* **YOUR OBJECTIVE**: Would you write out the entries below, every one of them, exactly?

* **RECORDS PROVIDED**:
** Start **

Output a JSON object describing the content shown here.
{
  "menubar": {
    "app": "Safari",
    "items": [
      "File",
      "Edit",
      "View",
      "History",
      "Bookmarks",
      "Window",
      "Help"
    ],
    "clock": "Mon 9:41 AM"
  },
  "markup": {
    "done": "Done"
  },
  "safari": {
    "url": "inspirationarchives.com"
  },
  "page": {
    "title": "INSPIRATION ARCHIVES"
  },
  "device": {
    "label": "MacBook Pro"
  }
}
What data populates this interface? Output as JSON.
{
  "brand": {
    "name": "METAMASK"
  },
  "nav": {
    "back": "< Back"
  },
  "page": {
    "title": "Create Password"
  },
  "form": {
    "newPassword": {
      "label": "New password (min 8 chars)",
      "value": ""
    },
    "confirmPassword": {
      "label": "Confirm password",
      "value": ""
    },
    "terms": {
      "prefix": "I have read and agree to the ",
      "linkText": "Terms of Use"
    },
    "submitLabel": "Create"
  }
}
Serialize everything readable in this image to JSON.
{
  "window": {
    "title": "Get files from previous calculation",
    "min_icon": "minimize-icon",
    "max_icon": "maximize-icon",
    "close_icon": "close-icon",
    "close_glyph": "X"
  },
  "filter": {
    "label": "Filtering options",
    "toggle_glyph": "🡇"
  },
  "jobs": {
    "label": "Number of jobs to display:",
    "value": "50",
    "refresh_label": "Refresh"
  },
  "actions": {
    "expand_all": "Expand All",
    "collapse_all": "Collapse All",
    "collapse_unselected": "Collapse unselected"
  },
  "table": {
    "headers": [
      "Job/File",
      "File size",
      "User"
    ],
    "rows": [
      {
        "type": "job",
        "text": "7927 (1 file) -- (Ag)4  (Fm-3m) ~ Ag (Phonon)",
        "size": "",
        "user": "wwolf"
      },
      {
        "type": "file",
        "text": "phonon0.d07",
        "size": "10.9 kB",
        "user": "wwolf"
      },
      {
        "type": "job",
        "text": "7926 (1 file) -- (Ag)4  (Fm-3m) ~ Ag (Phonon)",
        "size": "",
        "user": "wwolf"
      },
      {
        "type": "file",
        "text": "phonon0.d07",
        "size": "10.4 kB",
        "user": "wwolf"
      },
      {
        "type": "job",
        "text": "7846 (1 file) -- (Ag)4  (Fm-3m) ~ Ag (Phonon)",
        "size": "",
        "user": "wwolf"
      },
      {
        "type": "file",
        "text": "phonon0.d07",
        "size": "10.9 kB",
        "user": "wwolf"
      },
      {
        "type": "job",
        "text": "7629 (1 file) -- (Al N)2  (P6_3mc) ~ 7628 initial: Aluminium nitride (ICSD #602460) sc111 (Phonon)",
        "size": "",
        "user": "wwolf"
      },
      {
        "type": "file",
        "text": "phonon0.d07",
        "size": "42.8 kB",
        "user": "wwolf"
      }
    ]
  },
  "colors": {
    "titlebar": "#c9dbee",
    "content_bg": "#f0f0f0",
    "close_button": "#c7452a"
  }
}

** End **

* **FINISHED TASK**:
Output a JSON object describing the content shown here.
{
  "menubar": {
    "app": "Safari",
    "items": [
      "File",
      "Edit",
      "View",
      "History",
      "Bookmarks",
      "Window",
      "Help"
    ],
    "clock": "Mon 9:41 AM"
  },
  "markup": {
    "done": "Done"
  },
  "safari": {
    "url": "inspirationarchives.com"
  },
  "page": {
    "title": "INSPIRATION ARCHIVES"
  },
  "device": {
    "label": "MacBook Pro"
  }
}
What data populates this interface? Output as JSON.
{
  "brand": {
    "name": "METAMASK"
  },
  "nav": {
    "back": "< Back"
  },
  "page": {
    "title": "Create Password"
  },
  "form": {
    "newPassword": {
      "label": "New password (min 8 chars)",
      "value": ""
    },
    "confirmPassword": {
      "label": "Confirm password",
      "value": ""
    },
    "terms": {
      "prefix": "I have read and agree to the ",
      "linkText": "Terms of Use"
    },
    "submitLabel": "Create"
  }
}
Serialize everything readable in this image to JSON.
{
  "window": {
    "title": "Get files from previous calculation",
    "min_icon": "minimize-icon",
    "max_icon": "maximize-icon",
    "close_icon": "close-icon",
    "close_glyph": "X"
  },
  "filter": {
    "label": "Filtering options",
    "toggle_glyph": "🡇"
  },
  "jobs": {
    "label": "Number of jobs to display:",
    "value": "50",
    "refresh_label": "Refresh"
  },
  "actions": {
    "expand_all": "Expand All",
    "collapse_all": "Collapse All",
    "collapse_unselected": "Collapse unselected"
  },
  "table": {
    "headers": [
      "Job/File",
      "File size",
      "User"
    ],
    "rows": [
      {
        "type": "job",
        "text": "7927 (1 file) -- (Ag)4  (Fm-3m) ~ Ag (Phonon)",
        "size": "",
        "user": "wwolf"
      },
      {
        "type": "file",
        "text": "phonon0.d07",
        "size": "10.9 kB",
        "user": "wwolf"
      },
      {
        "type": "job",
        "text": "7926 (1 file) -- (Ag)4  (Fm-3m) ~ Ag (Phonon)",
        "size": "",
        "user": "wwolf"
      },
      {
        "type": "file",
        "text": "phonon0.d07",
        "size": "10.4 kB",
        "user": "wwolf"
      },
      {
        "type": "job",
        "text": "7846 (1 file) -- (Ag)4  (Fm-3m) ~ Ag (Phonon)",
        "size": "",
        "user": "wwolf"
      },
      {
        "type": "file",
        "text": "phonon0.d07",
        "size": "10.9 kB",
        "user": "wwolf"
      },
      {
        "type": "job",
        "text": "7629 (1 file) -- (Al N)2  (P6_3mc) ~ 7628 initial: Aluminium nitride (ICSD #602460) sc111 (Phonon)",
        "size": "",
        "user": "wwolf"
      },
      {
        "type": "file",
        "text": "phonon0.d07",
        "size": "42.8 kB",
        "user": "wwolf"
      }
    ]
  },
  "colors": {
    "titlebar": "#c9dbee",
    "content_bg": "#f0f0f0",
    "close_button": "#c7452a"
  }
}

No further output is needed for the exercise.